What this task involves →
Only the number is wanted: how many lines of these entries contain the word "controllers"?

-- -- --

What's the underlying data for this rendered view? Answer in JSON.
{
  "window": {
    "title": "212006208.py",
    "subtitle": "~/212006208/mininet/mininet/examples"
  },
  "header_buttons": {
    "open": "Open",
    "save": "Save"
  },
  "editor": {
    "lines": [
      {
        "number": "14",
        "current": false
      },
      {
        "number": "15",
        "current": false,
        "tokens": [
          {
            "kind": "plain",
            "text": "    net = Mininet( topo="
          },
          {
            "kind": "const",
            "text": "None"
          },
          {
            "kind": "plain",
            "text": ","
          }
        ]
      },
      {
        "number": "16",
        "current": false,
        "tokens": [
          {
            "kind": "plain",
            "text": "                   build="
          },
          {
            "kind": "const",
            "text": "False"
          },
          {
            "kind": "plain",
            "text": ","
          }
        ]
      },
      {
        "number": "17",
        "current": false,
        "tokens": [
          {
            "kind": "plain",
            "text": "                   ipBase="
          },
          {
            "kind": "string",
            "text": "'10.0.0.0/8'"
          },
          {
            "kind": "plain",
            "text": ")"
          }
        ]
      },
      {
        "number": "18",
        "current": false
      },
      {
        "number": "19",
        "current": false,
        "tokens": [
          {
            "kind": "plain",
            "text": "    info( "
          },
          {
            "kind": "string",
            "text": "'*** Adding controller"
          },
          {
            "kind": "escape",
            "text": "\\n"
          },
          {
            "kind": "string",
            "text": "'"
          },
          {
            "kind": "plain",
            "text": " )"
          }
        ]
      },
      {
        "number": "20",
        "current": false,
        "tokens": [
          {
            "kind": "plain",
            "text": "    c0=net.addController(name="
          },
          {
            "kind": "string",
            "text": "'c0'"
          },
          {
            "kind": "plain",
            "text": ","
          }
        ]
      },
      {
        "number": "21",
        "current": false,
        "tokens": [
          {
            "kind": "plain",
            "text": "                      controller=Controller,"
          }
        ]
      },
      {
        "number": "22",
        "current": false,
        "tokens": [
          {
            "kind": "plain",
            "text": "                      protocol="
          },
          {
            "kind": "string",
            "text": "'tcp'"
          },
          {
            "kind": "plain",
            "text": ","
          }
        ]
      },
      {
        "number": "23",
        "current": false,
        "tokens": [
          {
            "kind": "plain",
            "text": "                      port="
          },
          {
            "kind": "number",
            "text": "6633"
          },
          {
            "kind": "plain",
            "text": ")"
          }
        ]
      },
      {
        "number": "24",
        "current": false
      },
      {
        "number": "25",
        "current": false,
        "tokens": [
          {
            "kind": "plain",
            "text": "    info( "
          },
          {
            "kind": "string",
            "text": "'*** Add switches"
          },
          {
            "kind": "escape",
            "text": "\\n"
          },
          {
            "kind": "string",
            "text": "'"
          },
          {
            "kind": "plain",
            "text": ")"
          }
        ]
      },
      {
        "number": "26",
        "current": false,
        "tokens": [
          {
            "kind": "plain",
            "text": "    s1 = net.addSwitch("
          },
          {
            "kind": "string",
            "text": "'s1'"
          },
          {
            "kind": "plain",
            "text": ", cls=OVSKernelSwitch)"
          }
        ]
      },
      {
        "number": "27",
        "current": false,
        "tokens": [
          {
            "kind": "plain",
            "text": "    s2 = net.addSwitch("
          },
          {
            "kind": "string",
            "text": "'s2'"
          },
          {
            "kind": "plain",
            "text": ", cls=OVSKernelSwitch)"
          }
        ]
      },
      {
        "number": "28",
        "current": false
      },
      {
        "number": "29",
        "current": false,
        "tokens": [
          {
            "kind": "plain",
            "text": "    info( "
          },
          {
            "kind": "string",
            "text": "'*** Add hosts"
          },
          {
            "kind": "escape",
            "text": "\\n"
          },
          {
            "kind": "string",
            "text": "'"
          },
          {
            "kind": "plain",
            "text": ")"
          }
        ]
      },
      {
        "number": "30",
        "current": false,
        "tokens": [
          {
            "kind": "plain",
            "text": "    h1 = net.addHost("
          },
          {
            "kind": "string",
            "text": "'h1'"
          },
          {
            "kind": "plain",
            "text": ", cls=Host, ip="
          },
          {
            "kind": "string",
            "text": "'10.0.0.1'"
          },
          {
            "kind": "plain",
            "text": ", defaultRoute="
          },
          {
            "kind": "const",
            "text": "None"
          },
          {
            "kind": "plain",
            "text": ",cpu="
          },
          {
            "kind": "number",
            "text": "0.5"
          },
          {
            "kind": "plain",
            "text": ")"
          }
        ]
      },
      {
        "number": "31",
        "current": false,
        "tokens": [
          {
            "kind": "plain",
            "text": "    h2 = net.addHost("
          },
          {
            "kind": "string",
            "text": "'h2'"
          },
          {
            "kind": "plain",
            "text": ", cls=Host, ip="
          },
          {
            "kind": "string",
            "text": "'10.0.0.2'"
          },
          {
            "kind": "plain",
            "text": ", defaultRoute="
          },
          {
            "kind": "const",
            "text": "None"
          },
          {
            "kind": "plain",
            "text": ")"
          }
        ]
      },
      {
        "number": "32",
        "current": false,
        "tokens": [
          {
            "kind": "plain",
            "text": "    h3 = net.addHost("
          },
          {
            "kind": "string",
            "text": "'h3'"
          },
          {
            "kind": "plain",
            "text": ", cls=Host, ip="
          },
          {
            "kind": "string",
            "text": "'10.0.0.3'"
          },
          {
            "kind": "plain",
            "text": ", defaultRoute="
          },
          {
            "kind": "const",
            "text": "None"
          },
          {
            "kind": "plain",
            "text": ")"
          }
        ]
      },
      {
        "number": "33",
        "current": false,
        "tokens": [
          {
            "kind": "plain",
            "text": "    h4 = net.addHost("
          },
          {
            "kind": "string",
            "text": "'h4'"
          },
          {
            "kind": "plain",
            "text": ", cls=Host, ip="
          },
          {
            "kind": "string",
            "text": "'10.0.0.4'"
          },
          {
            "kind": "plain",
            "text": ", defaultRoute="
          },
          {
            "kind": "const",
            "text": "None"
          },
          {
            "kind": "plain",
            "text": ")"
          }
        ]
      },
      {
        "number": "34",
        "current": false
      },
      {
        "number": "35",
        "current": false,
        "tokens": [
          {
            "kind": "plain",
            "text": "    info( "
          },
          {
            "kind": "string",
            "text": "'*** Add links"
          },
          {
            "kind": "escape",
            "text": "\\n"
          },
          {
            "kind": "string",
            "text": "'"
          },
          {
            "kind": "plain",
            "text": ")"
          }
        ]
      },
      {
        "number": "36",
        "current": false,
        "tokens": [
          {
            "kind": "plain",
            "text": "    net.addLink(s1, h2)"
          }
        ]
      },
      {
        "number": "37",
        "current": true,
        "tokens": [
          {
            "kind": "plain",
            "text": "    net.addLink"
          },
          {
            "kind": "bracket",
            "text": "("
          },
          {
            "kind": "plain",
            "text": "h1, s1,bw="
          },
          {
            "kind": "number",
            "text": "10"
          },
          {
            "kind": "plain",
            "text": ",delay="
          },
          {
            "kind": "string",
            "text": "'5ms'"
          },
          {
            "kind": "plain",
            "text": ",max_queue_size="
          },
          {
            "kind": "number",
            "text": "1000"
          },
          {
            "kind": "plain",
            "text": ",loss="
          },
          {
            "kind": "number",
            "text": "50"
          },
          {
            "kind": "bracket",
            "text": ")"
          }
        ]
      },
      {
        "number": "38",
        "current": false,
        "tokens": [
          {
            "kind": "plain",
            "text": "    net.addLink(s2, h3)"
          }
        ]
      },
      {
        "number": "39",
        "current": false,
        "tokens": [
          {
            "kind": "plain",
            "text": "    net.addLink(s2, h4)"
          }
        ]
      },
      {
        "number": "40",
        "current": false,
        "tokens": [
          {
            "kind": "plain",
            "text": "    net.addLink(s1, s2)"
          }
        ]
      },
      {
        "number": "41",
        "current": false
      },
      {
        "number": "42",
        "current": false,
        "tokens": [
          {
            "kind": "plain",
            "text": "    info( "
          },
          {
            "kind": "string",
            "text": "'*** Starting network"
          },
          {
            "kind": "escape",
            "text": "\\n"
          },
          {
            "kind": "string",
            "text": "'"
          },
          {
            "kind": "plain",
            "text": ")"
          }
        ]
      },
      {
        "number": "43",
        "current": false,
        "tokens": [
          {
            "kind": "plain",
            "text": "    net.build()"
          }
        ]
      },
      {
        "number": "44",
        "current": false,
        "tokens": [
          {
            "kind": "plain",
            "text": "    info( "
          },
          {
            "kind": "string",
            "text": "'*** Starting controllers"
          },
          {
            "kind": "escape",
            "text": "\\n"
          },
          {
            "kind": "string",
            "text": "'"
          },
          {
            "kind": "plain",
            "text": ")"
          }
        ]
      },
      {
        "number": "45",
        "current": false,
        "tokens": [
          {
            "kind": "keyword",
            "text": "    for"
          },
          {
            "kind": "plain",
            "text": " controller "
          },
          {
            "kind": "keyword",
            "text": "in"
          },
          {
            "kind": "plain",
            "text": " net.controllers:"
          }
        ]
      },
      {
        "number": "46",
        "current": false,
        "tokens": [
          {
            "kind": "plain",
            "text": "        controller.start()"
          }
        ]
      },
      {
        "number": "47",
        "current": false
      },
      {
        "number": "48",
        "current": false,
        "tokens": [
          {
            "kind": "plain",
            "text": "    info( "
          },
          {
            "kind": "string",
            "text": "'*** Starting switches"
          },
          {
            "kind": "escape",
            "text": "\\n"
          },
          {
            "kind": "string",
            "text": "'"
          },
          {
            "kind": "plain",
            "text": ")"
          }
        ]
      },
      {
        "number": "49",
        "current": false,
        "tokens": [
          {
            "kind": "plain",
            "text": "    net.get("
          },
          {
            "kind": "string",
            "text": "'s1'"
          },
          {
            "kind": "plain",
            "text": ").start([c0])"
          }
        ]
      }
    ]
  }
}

-- -- --

Task answer →
2